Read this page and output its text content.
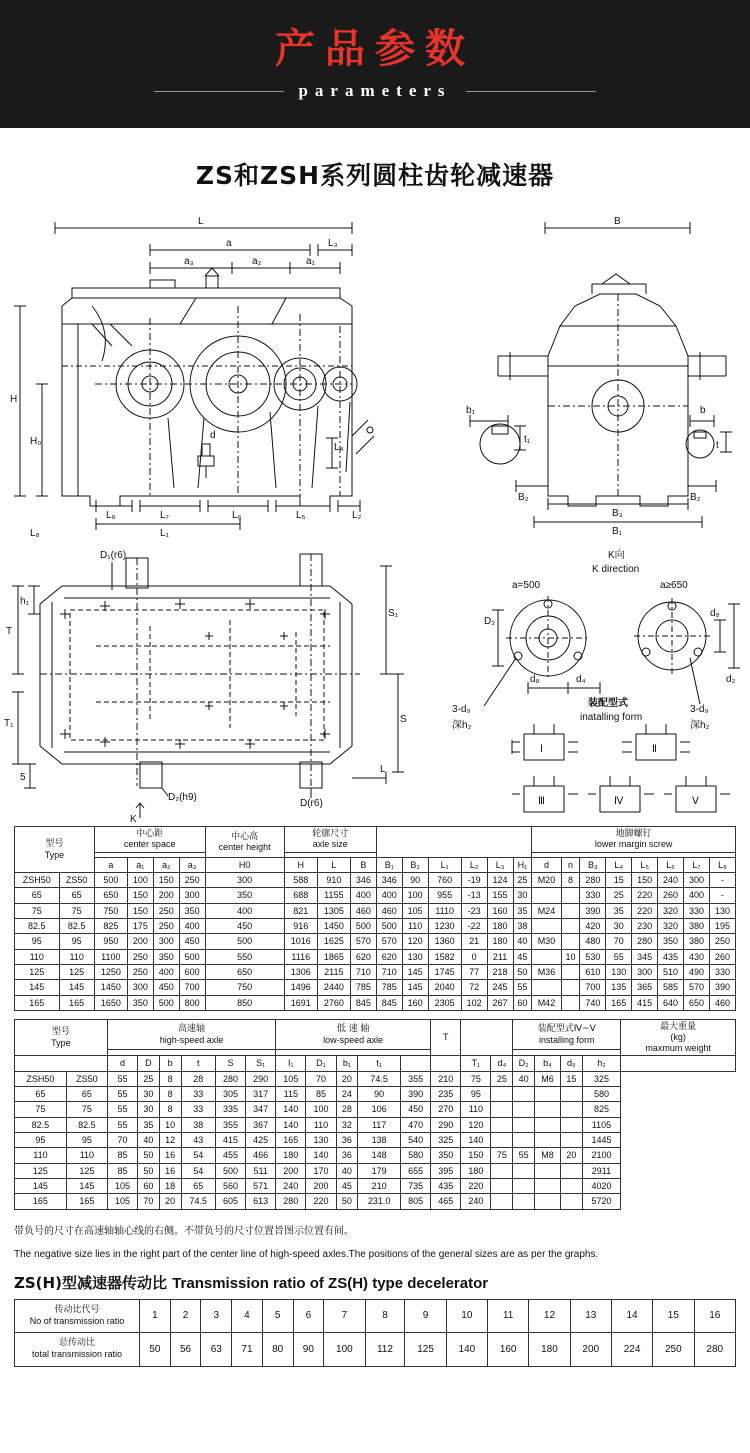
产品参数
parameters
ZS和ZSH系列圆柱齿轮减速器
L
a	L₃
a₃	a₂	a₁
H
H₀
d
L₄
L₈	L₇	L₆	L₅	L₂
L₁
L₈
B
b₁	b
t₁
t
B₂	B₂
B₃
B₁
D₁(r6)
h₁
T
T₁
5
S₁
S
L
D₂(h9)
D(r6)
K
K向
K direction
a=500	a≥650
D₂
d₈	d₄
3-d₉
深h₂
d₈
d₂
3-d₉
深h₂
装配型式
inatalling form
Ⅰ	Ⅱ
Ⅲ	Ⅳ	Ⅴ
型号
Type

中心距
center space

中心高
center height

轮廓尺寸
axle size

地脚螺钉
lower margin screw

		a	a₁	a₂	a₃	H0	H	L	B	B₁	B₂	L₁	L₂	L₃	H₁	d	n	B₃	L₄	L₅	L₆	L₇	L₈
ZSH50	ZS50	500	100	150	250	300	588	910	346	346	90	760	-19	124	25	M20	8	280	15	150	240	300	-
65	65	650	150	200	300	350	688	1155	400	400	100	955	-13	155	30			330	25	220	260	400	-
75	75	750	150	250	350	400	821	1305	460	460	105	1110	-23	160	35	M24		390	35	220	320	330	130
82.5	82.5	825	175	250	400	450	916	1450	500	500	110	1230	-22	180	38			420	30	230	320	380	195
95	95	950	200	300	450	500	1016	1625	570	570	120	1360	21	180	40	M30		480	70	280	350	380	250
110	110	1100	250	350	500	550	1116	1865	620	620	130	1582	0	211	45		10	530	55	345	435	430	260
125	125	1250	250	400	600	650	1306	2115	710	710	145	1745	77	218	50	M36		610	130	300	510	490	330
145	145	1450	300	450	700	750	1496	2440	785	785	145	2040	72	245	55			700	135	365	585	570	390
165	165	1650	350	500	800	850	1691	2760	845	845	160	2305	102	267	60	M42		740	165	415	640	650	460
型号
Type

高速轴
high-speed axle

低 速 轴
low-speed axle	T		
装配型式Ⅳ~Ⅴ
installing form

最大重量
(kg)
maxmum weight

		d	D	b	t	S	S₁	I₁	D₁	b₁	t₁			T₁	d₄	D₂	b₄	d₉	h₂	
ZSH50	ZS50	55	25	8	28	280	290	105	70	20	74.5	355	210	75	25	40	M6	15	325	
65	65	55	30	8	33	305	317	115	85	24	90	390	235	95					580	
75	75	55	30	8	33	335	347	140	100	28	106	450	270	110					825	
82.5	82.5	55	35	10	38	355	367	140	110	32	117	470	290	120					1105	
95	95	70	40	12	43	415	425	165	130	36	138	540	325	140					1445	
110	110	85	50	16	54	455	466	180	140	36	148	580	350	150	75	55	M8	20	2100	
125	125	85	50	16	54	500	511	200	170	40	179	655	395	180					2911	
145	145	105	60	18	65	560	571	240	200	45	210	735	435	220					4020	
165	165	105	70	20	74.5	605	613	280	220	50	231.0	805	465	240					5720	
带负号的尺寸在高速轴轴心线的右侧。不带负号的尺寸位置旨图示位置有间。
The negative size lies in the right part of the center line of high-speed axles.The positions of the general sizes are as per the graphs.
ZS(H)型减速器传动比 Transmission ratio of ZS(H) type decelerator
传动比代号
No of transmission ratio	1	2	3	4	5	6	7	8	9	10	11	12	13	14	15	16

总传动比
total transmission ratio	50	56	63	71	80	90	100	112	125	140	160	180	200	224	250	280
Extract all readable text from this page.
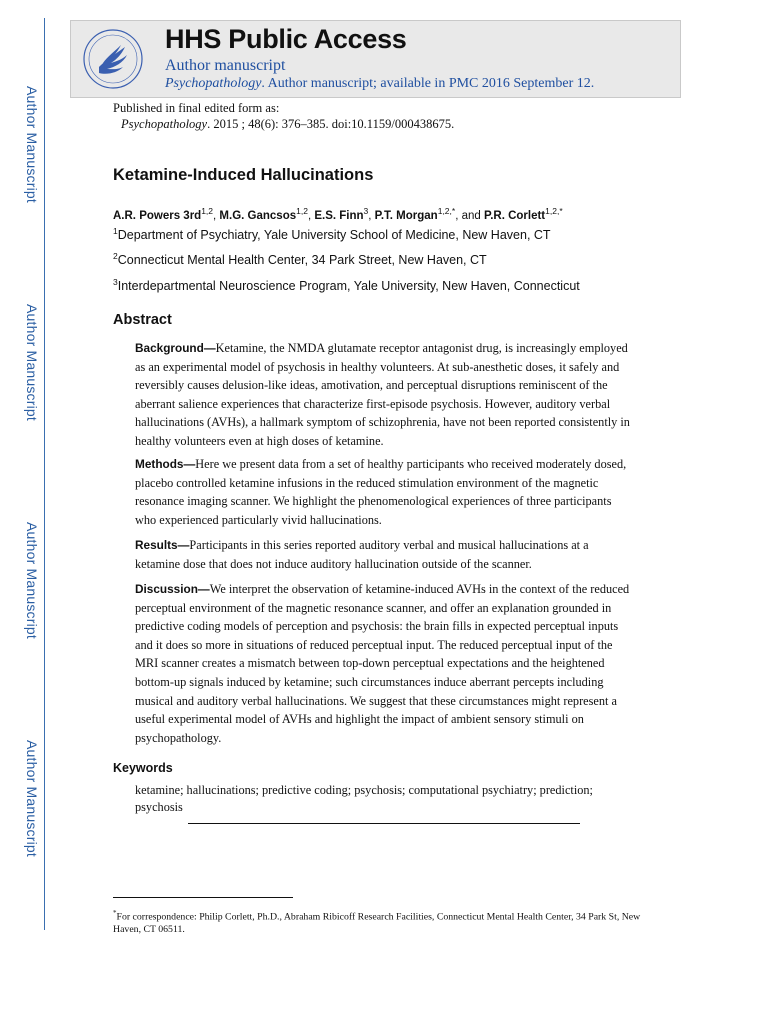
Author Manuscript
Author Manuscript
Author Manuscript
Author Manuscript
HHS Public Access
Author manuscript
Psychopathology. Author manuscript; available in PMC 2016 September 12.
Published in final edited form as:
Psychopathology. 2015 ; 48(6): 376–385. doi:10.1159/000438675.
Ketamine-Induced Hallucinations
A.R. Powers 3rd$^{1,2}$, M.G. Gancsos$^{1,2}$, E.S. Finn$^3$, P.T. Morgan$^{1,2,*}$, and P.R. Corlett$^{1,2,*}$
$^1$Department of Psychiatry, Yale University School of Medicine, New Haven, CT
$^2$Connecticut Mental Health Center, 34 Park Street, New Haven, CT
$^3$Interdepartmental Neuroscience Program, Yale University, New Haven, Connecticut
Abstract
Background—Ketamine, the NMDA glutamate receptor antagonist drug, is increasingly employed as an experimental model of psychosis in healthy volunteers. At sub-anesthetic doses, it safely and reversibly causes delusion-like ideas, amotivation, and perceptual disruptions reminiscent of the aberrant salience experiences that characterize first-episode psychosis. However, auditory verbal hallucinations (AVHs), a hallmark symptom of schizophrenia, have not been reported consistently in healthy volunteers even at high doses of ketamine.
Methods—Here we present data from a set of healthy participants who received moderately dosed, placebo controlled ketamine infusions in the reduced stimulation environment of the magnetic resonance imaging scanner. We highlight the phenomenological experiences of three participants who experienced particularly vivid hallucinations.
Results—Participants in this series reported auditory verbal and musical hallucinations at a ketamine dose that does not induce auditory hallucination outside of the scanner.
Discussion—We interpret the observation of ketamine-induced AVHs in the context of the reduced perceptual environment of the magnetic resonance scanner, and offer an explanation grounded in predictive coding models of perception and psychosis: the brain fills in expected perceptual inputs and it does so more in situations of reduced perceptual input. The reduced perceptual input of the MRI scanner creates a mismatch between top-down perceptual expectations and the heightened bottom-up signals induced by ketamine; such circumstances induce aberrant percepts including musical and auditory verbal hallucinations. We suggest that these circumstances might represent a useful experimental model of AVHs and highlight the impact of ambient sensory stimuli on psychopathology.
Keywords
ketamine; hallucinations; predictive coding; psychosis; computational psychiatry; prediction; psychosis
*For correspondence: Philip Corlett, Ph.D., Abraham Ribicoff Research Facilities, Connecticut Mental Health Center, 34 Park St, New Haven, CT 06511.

============

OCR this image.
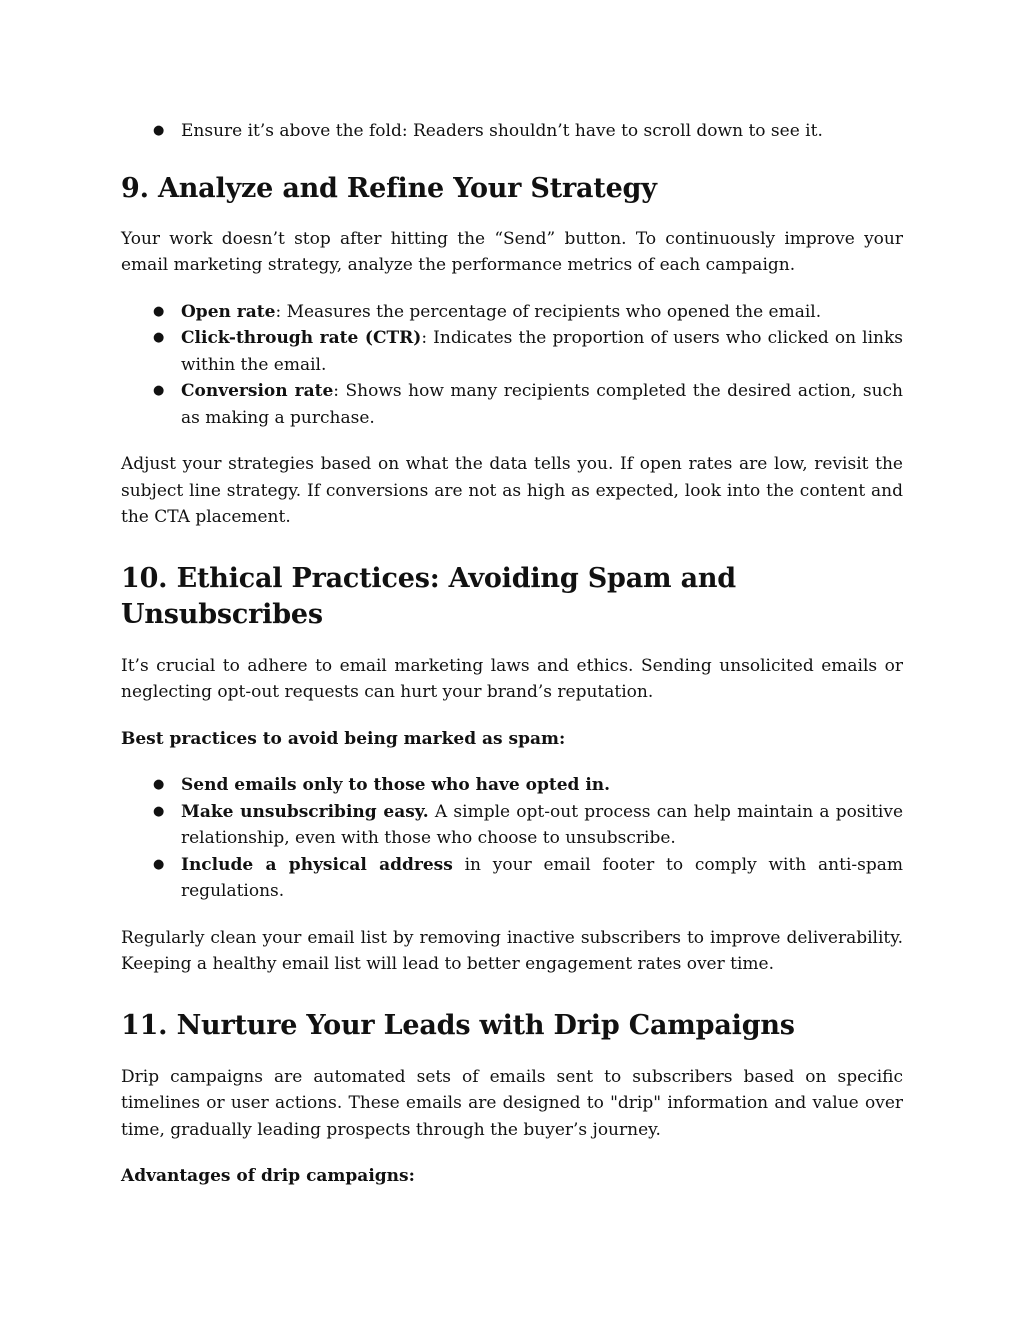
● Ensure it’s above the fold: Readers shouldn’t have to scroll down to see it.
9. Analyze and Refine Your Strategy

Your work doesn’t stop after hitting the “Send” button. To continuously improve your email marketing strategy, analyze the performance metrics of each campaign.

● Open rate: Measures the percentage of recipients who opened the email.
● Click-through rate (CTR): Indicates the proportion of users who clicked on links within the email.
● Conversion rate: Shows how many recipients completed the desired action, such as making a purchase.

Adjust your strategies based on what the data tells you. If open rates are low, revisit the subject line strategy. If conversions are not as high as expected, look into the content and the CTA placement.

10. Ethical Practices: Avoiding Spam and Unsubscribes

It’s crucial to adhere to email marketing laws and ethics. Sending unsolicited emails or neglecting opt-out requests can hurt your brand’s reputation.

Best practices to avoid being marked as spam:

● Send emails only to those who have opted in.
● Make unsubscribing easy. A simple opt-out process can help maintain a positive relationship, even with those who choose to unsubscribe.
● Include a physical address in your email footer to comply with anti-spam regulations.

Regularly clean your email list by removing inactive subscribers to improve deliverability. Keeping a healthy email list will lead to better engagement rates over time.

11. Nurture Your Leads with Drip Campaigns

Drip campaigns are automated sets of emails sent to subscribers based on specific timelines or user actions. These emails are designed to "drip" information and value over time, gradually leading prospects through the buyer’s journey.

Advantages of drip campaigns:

============

*STATED GOAL:*
Look through the entries above; copy each line where the string "magnetic" appears.

*RESULT OF THE EXERCISE:*
Methods—Here we present data from a set of healthy participants who received moderately dosed, placebo controlled ketamine infusions in the reduced stimulation environment of the magnetic resonance imaging scanner. We highlight the phenomenological experiences of three participants who experienced particularly vivid hallucinations.
Discussion—We interpret the observation of ketamine-induced AVHs in the context of the reduced perceptual environment of the magnetic resonance scanner, and offer an explanation grounded in predictive coding models of perception and psychosis: the brain fills in expected perceptual inputs and it does so more in situations of reduced perceptual input. The reduced perceptual input of the MRI scanner creates a mismatch between top-down perceptual expectations and the heightened bottom-up signals induced by ketamine; such circumstances induce aberrant percepts including musical and auditory verbal hallucinations. We suggest that these circumstances might represent a useful experimental model of AVHs and highlight the impact of ambient sensory stimuli on psychopathology.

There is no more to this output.